What this task involves —
Leaving out the images, repeat all the lines below exactly.

Data excerpts
- - - - - - -

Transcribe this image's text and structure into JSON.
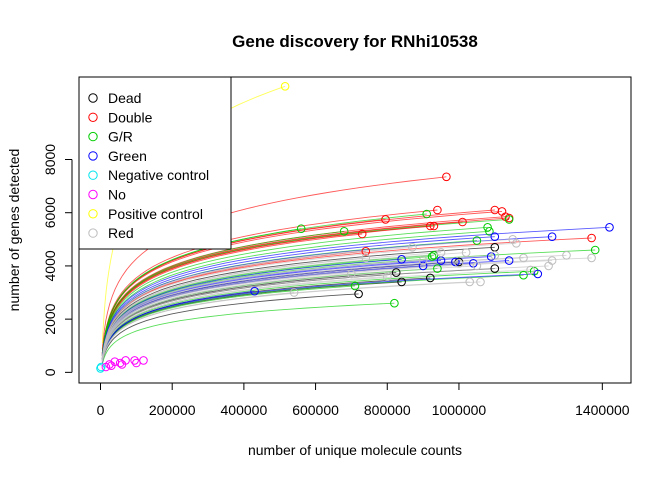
{
  "chart_data": {
    "type": "scatter",
    "title": "Gene discovery for RNhi10538",
    "xlabel": "number of unique molecule counts",
    "ylabel": "number of genes detected",
    "xlim": [
      -60000,
      1480000
    ],
    "ylim": [
      -400,
      11100
    ],
    "x_ticks": [
      0,
      200000,
      400000,
      600000,
      800000,
      1000000,
      1400000
    ],
    "x_tick_labels": [
      "0",
      "200000",
      "400000",
      "600000",
      "800000",
      "1000000",
      "1400000"
    ],
    "y_ticks": [
      0,
      2000,
      4000,
      6000,
      8000
    ],
    "y_tick_labels": [
      "0",
      "2000",
      "4000",
      "6000",
      "8000"
    ],
    "legend_position": "top-left",
    "grid": false,
    "series": [
      {
        "name": "Dead",
        "color": "#000000",
        "x": [
          720000,
          825000,
          840000,
          920000,
          1000000,
          1100000,
          1100000
        ],
        "y": [
          2950,
          3750,
          3400,
          3550,
          4150,
          4700,
          3900
        ],
        "finals": [
          [
            720000,
            2950
          ],
          [
            825000,
            3750
          ],
          [
            840000,
            3400
          ],
          [
            920000,
            3550
          ],
          [
            1000000,
            4150
          ],
          [
            1100000,
            4700
          ],
          [
            1100000,
            3900
          ]
        ]
      },
      {
        "name": "Double",
        "color": "#ff0000",
        "x": [
          965000,
          795000,
          930000,
          940000,
          1010000,
          1100000,
          1120000,
          1130000,
          1140000,
          1370000,
          740000,
          730000,
          920000
        ],
        "y": [
          7350,
          5750,
          5500,
          6100,
          5650,
          6100,
          6050,
          5850,
          5800,
          5050,
          4550,
          5200,
          5500
        ],
        "finals": [
          [
            965000,
            7350
          ],
          [
            795000,
            5750
          ],
          [
            930000,
            5500
          ],
          [
            940000,
            6100
          ],
          [
            1010000,
            5650
          ],
          [
            1100000,
            6100
          ],
          [
            1120000,
            6050
          ],
          [
            1130000,
            5850
          ],
          [
            1140000,
            5800
          ],
          [
            1370000,
            5050
          ],
          [
            740000,
            4550
          ],
          [
            730000,
            5200
          ],
          [
            920000,
            5500
          ]
        ]
      },
      {
        "name": "G/R",
        "color": "#00cd00",
        "x": [
          560000,
          680000,
          710000,
          820000,
          910000,
          925000,
          930000,
          940000,
          1050000,
          1080000,
          1085000,
          1140000,
          1180000,
          1210000,
          1380000
        ],
        "y": [
          5400,
          5300,
          3250,
          2600,
          5950,
          4350,
          4400,
          3900,
          4950,
          5450,
          5300,
          5750,
          3650,
          3800,
          4600
        ],
        "finals": [
          [
            560000,
            5400
          ],
          [
            680000,
            5300
          ],
          [
            710000,
            3250
          ],
          [
            820000,
            2600
          ],
          [
            910000,
            5950
          ],
          [
            925000,
            4350
          ],
          [
            930000,
            4400
          ],
          [
            940000,
            3900
          ],
          [
            1050000,
            4950
          ],
          [
            1080000,
            5450
          ],
          [
            1085000,
            5300
          ],
          [
            1140000,
            5750
          ],
          [
            1180000,
            3650
          ],
          [
            1210000,
            3800
          ],
          [
            1380000,
            4600
          ]
        ]
      },
      {
        "name": "Green",
        "color": "#0000ff",
        "x": [
          430000,
          840000,
          900000,
          950000,
          1040000,
          1090000,
          1100000,
          1140000,
          1220000,
          1260000,
          1420000,
          990000
        ],
        "y": [
          3050,
          4250,
          4000,
          4200,
          4100,
          4350,
          5100,
          4200,
          3700,
          5100,
          5450,
          4150
        ],
        "finals": [
          [
            430000,
            3050
          ],
          [
            840000,
            4250
          ],
          [
            900000,
            4000
          ],
          [
            950000,
            4200
          ],
          [
            1040000,
            4100
          ],
          [
            1090000,
            4350
          ],
          [
            1100000,
            5100
          ],
          [
            1140000,
            4200
          ],
          [
            1220000,
            3700
          ],
          [
            1260000,
            5100
          ],
          [
            1420000,
            5450
          ],
          [
            990000,
            4150
          ]
        ]
      },
      {
        "name": "Negative control",
        "color": "#00e5ee",
        "x": [
          0,
          2000
        ],
        "y": [
          150,
          200
        ],
        "finals": []
      },
      {
        "name": "No",
        "color": "#ff00ff",
        "x": [
          15000,
          30000,
          40000,
          55000,
          70000,
          95000,
          100000,
          120000,
          25000,
          60000
        ],
        "y": [
          200,
          250,
          400,
          350,
          450,
          450,
          350,
          450,
          300,
          300
        ],
        "finals": []
      },
      {
        "name": "Positive control",
        "color": "#ffff00",
        "x": [
          515000
        ],
        "y": [
          10750
        ],
        "finals": [
          [
            515000,
            10750
          ]
        ]
      },
      {
        "name": "Red",
        "color": "#bebebe",
        "x": [
          540000,
          700000,
          740000,
          800000,
          900000,
          950000,
          1000000,
          1020000,
          1030000,
          1050000,
          1060000,
          1100000,
          1150000,
          1180000,
          1200000,
          1250000,
          1260000,
          1300000,
          1370000,
          870000,
          1160000
        ],
        "y": [
          3000,
          3700,
          4300,
          3600,
          4200,
          4500,
          4100,
          4500,
          3400,
          4000,
          3400,
          4400,
          5000,
          4300,
          3850,
          4000,
          4200,
          4400,
          4300,
          4700,
          4850
        ],
        "finals": [
          [
            540000,
            3000
          ],
          [
            700000,
            3700
          ],
          [
            740000,
            4300
          ],
          [
            800000,
            3600
          ],
          [
            900000,
            4200
          ],
          [
            950000,
            4500
          ],
          [
            1000000,
            4100
          ],
          [
            1020000,
            4500
          ],
          [
            1030000,
            3400
          ],
          [
            1050000,
            4000
          ],
          [
            1060000,
            3400
          ],
          [
            1100000,
            4400
          ],
          [
            1150000,
            5000
          ],
          [
            1180000,
            4300
          ],
          [
            1200000,
            3850
          ],
          [
            1250000,
            4000
          ],
          [
            1260000,
            4200
          ],
          [
            1300000,
            4400
          ],
          [
            1370000,
            4300
          ],
          [
            870000,
            4700
          ],
          [
            1160000,
            4850
          ]
        ]
      }
    ]
  }
}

- - - - - - -

Response to this exercise —
Transcribe this image's text and structure into JSON.
{
  "chart_data": {
    "type": "scatter",
    "title": "Gene discovery for RNhi10538",
    "xlabel": "number of unique molecule counts",
    "ylabel": "number of genes detected",
    "xlim": [
      -60000,
      1480000
    ],
    "ylim": [
      -400,
      11100
    ],
    "x_ticks": [
      0,
      200000,
      400000,
      600000,
      800000,
      1000000,
      1400000
    ],
    "x_tick_labels": [
      "0",
      "200000",
      "400000",
      "600000",
      "800000",
      "1000000",
      "1400000"
    ],
    "y_ticks": [
      0,
      2000,
      4000,
      6000,
      8000
    ],
    "y_tick_labels": [
      "0",
      "2000",
      "4000",
      "6000",
      "8000"
    ],
    "legend_position": "top-left",
    "grid": false,
    "series": [
      {
        "name": "Dead",
        "color": "#000000",
        "x": [
          720000,
          825000,
          840000,
          920000,
          1000000,
          1100000,
          1100000
        ],
        "y": [
          2950,
          3750,
          3400,
          3550,
          4150,
          4700,
          3900
        ],
        "finals": [
          [
            720000,
            2950
          ],
          [
            825000,
            3750
          ],
          [
            840000,
            3400
          ],
          [
            920000,
            3550
          ],
          [
            1000000,
            4150
          ],
          [
            1100000,
            4700
          ],
          [
            1100000,
            3900
          ]
        ]
      },
      {
        "name": "Double",
        "color": "#ff0000",
        "x": [
          965000,
          795000,
          930000,
          940000,
          1010000,
          1100000,
          1120000,
          1130000,
          1140000,
          1370000,
          740000,
          730000,
          920000
        ],
        "y": [
          7350,
          5750,
          5500,
          6100,
          5650,
          6100,
          6050,
          5850,
          5800,
          5050,
          4550,
          5200,
          5500
        ],
        "finals": [
          [
            965000,
            7350
          ],
          [
            795000,
            5750
          ],
          [
            930000,
            5500
          ],
          [
            940000,
            6100
          ],
          [
            1010000,
            5650
          ],
          [
            1100000,
            6100
          ],
          [
            1120000,
            6050
          ],
          [
            1130000,
            5850
          ],
          [
            1140000,
            5800
          ],
          [
            1370000,
            5050
          ],
          [
            740000,
            4550
          ],
          [
            730000,
            5200
          ],
          [
            920000,
            5500
          ]
        ]
      },
      {
        "name": "G/R",
        "color": "#00cd00",
        "x": [
          560000,
          680000,
          710000,
          820000,
          910000,
          925000,
          930000,
          940000,
          1050000,
          1080000,
          1085000,
          1140000,
          1180000,
          1210000,
          1380000
        ],
        "y": [
          5400,
          5300,
          3250,
          2600,
          5950,
          4350,
          4400,
          3900,
          4950,
          5450,
          5300,
          5750,
          3650,
          3800,
          4600
        ],
        "finals": [
          [
            560000,
            5400
          ],
          [
            680000,
            5300
          ],
          [
            710000,
            3250
          ],
          [
            820000,
            2600
          ],
          [
            910000,
            5950
          ],
          [
            925000,
            4350
          ],
          [
            930000,
            4400
          ],
          [
            940000,
            3900
          ],
          [
            1050000,
            4950
          ],
          [
            1080000,
            5450
          ],
          [
            1085000,
            5300
          ],
          [
            1140000,
            5750
          ],
          [
            1180000,
            3650
          ],
          [
            1210000,
            3800
          ],
          [
            1380000,
            4600
          ]
        ]
      },
      {
        "name": "Green",
        "color": "#0000ff",
        "x": [
          430000,
          840000,
          900000,
          950000,
          1040000,
          1090000,
          1100000,
          1140000,
          1220000,
          1260000,
          1420000,
          990000
        ],
        "y": [
          3050,
          4250,
          4000,
          4200,
          4100,
          4350,
          5100,
          4200,
          3700,
          5100,
          5450,
          4150
        ],
        "finals": [
          [
            430000,
            3050
          ],
          [
            840000,
            4250
          ],
          [
            900000,
            4000
          ],
          [
            950000,
            4200
          ],
          [
            1040000,
            4100
          ],
          [
            1090000,
            4350
          ],
          [
            1100000,
            5100
          ],
          [
            1140000,
            4200
          ],
          [
            1220000,
            3700
          ],
          [
            1260000,
            5100
          ],
          [
            1420000,
            5450
          ],
          [
            990000,
            4150
          ]
        ]
      },
      {
        "name": "Negative control",
        "color": "#00e5ee",
        "x": [
          0,
          2000
        ],
        "y": [
          150,
          200
        ],
        "finals": []
      },
      {
        "name": "No",
        "color": "#ff00ff",
        "x": [
          15000,
          30000,
          40000,
          55000,
          70000,
          95000,
          100000,
          120000,
          25000,
          60000
        ],
        "y": [
          200,
          250,
          400,
          350,
          450,
          450,
          350,
          450,
          300,
          300
        ],
        "finals": []
      },
      {
        "name": "Positive control",
        "color": "#ffff00",
        "x": [
          515000
        ],
        "y": [
          10750
        ],
        "finals": [
          [
            515000,
            10750
          ]
        ]
      },
      {
        "name": "Red",
        "color": "#bebebe",
        "x": [
          540000,
          700000,
          740000,
          800000,
          900000,
          950000,
          1000000,
          1020000,
          1030000,
          1050000,
          1060000,
          1100000,
          1150000,
          1180000,
          1200000,
          1250000,
          1260000,
          1300000,
          1370000,
          870000,
          1160000
        ],
        "y": [
          3000,
          3700,
          4300,
          3600,
          4200,
          4500,
          4100,
          4500,
          3400,
          4000,
          3400,
          4400,
          5000,
          4300,
          3850,
          4000,
          4200,
          4400,
          4300,
          4700,
          4850
        ],
        "finals": [
          [
            540000,
            3000
          ],
          [
            700000,
            3700
          ],
          [
            740000,
            4300
          ],
          [
            800000,
            3600
          ],
          [
            900000,
            4200
          ],
          [
            950000,
            4500
          ],
          [
            1000000,
            4100
          ],
          [
            1020000,
            4500
          ],
          [
            1030000,
            3400
          ],
          [
            1050000,
            4000
          ],
          [
            1060000,
            3400
          ],
          [
            1100000,
            4400
          ],
          [
            1150000,
            5000
          ],
          [
            1180000,
            4300
          ],
          [
            1200000,
            3850
          ],
          [
            1250000,
            4000
          ],
          [
            1260000,
            4200
          ],
          [
            1300000,
            4400
          ],
          [
            1370000,
            4300
          ],
          [
            870000,
            4700
          ],
          [
            1160000,
            4850
          ]
        ]
      }
    ]
  }
}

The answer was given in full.